(Dataset rows)
• • • • •
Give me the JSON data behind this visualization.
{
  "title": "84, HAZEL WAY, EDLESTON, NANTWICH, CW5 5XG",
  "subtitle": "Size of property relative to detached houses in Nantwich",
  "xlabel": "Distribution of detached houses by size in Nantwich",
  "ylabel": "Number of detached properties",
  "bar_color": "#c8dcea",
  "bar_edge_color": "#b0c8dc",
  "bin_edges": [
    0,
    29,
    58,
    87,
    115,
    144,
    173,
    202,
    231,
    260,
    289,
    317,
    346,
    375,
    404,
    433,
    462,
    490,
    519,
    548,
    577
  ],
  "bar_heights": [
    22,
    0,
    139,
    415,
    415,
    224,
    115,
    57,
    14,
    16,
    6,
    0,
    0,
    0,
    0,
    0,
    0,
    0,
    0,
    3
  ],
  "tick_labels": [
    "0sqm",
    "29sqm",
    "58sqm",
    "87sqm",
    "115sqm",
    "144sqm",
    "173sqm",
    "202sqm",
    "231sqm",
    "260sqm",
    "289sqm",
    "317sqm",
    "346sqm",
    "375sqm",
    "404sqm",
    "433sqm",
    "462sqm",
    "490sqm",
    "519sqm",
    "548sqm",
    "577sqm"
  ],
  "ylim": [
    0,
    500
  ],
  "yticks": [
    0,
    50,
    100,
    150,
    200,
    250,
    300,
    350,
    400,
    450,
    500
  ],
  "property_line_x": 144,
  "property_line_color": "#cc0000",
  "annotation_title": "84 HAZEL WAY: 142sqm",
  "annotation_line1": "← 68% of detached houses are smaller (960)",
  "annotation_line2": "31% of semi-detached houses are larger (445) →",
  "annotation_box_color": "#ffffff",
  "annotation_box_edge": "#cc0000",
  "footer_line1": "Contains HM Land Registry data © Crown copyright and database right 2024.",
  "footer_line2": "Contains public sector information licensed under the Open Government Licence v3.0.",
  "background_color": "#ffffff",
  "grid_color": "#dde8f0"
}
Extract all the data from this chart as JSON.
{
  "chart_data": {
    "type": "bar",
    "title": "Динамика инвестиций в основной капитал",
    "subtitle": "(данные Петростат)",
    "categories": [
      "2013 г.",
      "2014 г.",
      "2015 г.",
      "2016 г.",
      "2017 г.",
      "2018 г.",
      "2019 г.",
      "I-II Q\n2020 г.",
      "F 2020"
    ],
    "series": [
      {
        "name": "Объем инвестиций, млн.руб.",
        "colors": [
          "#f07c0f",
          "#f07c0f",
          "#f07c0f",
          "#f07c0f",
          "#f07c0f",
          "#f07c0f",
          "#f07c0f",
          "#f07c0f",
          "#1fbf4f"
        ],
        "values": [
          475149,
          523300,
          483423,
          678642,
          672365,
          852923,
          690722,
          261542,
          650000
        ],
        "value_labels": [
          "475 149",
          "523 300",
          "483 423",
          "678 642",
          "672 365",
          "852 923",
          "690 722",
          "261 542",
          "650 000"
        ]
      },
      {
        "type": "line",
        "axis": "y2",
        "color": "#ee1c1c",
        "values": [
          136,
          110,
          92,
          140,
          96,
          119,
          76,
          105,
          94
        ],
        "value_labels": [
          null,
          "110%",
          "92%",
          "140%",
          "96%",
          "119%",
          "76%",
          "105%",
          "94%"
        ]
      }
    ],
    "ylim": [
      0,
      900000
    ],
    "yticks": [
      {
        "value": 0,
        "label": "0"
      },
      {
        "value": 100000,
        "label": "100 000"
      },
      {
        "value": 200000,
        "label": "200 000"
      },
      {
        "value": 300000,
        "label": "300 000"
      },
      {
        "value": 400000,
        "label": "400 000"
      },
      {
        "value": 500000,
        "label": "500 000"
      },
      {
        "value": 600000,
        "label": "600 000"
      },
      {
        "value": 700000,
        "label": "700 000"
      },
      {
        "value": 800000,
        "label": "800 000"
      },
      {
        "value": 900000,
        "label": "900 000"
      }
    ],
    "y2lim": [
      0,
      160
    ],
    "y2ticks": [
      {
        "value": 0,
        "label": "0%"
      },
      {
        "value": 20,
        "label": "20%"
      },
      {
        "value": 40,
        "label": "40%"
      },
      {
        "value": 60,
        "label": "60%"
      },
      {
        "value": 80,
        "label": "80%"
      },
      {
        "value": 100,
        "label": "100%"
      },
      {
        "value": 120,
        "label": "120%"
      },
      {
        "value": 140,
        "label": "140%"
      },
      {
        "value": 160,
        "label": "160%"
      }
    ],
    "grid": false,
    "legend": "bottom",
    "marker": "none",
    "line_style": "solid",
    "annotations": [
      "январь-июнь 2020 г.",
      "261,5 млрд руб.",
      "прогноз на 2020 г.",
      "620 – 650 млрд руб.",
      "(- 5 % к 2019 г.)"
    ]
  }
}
• • • • •
• Problem description: From the records above, pick out and copy each line holding the word "detached".

• Solution to this exercise:
  "subtitle": "Size of property relative to detached houses in Nantwich",
  "xlabel": "Distribution of detached houses by size in Nantwich",
  "ylabel": "Number of detached properties",
  "annotation_line1": "← 68% of detached houses are smaller (960)",
  "annotation_line2": "31% of semi-detached houses are larger (445) →",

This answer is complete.